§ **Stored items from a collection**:
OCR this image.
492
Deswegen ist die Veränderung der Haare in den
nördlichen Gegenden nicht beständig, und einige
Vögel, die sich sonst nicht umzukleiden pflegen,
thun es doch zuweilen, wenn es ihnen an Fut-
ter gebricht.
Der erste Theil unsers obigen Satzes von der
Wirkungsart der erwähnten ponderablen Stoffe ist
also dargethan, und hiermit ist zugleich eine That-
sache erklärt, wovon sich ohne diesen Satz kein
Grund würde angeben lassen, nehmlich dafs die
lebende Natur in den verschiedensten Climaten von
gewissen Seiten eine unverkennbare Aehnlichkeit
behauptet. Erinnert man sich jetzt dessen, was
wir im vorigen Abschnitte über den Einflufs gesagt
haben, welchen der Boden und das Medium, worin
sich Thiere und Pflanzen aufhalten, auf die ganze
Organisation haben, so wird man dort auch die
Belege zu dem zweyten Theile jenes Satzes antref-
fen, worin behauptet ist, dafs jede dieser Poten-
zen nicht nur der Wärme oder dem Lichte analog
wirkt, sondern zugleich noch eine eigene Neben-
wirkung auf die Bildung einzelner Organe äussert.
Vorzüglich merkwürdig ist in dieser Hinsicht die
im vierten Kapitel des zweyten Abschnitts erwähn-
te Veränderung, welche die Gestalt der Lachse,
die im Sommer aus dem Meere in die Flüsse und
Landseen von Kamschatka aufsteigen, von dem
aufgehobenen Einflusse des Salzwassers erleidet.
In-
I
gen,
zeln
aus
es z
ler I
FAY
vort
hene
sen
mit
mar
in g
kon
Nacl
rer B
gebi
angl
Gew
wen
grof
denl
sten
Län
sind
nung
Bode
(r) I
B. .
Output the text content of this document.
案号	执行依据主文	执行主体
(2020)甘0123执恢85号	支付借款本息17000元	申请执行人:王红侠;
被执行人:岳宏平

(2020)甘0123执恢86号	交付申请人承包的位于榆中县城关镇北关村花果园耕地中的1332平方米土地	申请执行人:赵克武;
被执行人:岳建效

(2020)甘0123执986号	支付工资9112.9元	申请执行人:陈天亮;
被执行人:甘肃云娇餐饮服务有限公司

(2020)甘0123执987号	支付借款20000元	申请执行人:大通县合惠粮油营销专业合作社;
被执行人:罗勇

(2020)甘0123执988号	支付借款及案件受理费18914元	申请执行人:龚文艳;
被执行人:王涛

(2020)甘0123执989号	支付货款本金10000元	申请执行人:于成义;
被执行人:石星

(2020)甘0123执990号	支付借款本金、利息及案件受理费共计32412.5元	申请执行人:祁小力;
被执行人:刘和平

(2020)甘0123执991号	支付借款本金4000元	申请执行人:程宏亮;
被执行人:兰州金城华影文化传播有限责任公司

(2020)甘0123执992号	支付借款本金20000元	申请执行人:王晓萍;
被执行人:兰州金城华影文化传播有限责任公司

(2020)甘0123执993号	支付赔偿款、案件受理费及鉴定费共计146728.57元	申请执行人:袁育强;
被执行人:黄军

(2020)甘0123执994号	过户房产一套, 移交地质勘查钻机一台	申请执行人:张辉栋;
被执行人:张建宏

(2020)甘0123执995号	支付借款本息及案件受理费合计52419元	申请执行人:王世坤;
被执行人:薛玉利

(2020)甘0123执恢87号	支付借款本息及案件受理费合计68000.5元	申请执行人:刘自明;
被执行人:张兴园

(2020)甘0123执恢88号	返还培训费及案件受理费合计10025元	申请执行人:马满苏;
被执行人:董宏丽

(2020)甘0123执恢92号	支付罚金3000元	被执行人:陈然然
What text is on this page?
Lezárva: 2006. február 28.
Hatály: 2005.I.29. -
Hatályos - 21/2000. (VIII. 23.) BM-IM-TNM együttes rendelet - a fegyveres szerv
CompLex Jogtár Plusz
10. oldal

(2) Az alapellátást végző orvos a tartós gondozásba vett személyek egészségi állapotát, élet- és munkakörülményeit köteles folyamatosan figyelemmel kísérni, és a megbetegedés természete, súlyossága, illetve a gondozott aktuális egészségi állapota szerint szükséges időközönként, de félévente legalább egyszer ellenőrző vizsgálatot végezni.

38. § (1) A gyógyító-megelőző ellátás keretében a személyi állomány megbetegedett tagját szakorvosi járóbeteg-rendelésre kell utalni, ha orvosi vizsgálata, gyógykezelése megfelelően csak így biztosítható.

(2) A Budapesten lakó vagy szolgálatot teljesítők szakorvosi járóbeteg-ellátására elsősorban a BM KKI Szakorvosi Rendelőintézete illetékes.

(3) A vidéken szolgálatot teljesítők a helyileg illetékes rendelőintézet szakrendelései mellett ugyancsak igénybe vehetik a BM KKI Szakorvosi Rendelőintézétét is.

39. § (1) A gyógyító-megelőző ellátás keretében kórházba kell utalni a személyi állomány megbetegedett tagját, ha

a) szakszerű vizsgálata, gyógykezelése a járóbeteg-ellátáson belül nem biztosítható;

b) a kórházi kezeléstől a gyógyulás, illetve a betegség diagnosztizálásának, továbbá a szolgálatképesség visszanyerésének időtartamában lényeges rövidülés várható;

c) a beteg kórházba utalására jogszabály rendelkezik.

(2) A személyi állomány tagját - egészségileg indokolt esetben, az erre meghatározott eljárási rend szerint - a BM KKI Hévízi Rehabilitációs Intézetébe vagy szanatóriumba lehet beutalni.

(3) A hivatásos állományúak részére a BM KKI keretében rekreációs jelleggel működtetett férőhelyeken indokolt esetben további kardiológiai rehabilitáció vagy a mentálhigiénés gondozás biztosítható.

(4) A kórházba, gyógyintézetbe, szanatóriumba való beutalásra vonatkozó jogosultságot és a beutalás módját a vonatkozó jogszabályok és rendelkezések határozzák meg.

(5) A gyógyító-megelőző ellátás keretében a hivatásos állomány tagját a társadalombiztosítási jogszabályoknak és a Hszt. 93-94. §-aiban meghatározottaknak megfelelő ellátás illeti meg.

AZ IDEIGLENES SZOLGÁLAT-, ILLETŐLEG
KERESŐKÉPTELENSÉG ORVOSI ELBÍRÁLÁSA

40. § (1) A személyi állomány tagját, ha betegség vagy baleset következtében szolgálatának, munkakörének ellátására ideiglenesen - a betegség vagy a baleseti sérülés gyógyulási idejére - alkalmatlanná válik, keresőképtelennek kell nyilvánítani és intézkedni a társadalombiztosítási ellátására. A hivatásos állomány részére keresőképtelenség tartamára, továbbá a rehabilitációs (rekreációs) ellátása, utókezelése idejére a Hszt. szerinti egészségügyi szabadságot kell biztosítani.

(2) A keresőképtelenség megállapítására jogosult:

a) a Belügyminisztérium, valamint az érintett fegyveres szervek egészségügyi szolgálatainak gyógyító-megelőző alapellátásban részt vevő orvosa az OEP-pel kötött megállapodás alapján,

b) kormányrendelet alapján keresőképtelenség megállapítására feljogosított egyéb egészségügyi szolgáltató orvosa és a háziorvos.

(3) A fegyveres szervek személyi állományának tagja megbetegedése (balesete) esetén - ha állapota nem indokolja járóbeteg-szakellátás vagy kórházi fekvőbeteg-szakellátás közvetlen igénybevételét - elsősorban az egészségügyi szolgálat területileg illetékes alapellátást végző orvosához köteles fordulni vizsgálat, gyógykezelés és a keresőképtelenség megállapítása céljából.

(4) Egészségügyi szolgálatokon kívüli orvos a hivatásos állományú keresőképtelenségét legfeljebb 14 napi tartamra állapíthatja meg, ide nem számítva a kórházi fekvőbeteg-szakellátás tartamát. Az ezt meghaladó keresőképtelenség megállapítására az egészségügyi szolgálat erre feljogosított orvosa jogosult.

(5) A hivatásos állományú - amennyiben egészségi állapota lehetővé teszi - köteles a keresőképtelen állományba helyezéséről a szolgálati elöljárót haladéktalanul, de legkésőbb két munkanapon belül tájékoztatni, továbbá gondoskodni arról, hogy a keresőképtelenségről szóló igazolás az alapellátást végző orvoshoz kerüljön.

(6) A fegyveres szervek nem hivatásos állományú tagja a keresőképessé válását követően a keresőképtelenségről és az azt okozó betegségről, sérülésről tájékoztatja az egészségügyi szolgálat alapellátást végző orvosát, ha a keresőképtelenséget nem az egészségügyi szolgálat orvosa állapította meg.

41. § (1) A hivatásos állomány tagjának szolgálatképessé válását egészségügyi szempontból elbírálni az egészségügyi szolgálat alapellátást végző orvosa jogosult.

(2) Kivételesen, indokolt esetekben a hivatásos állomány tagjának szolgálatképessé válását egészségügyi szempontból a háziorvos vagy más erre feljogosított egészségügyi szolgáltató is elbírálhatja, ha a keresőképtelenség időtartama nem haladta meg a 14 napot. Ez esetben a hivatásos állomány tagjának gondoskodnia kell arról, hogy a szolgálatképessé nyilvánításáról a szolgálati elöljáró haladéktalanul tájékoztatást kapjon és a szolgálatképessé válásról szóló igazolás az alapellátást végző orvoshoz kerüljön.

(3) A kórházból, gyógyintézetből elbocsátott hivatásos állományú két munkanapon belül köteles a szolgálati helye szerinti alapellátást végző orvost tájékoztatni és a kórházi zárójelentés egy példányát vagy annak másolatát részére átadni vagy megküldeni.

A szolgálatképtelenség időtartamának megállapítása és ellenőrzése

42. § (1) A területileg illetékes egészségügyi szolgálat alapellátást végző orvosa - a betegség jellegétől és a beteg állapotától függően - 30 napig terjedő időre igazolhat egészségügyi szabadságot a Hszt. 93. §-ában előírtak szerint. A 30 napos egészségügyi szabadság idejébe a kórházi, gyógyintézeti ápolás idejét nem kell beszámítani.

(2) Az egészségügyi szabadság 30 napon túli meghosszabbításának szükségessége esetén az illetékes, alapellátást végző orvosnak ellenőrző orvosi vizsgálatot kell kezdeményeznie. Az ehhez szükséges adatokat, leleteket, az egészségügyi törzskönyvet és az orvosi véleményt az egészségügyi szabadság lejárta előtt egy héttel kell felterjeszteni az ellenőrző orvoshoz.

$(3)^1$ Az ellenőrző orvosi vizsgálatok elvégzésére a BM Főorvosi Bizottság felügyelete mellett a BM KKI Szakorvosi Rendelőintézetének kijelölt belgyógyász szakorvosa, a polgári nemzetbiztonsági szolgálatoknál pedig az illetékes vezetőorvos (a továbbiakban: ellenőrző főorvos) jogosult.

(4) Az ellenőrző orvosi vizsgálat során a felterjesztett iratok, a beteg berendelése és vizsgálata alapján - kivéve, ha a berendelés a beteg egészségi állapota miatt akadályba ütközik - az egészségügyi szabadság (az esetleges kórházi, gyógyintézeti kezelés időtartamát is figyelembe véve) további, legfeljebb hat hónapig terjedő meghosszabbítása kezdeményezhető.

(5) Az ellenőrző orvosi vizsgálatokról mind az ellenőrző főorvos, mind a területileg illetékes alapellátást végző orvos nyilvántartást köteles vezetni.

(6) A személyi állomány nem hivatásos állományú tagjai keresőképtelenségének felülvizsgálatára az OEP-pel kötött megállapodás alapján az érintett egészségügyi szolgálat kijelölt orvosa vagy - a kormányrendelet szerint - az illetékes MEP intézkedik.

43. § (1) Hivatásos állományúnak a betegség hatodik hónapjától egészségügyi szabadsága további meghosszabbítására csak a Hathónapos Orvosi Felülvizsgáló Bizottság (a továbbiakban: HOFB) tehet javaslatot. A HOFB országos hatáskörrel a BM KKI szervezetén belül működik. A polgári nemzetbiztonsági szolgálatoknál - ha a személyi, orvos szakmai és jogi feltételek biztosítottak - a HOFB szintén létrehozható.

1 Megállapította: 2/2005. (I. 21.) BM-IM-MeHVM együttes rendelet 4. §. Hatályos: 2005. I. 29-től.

§ **WHAT IS NEEDED**: Identify the lines in the entries that hold "érintett" and return each one.

§ **EXERCISE RESULT**:
a) a Belügyminisztérium, valamint az érintett fegyveres szervek egészségügyi szolgálatainak gyógyító-megelőző alapellátásban részt vevő orvosa az OEP-pel kötött megállapodás alapján,
(6) A személyi állomány nem hivatásos állományú tagjai keresőképtelenségének felülvizsgálatára az OEP-pel kötött megállapodás alapján az érintett egészségügyi szolgálat kijelölt orvosa vagy - a kormányrendelet szerint - az illetékes MEP intézkedik.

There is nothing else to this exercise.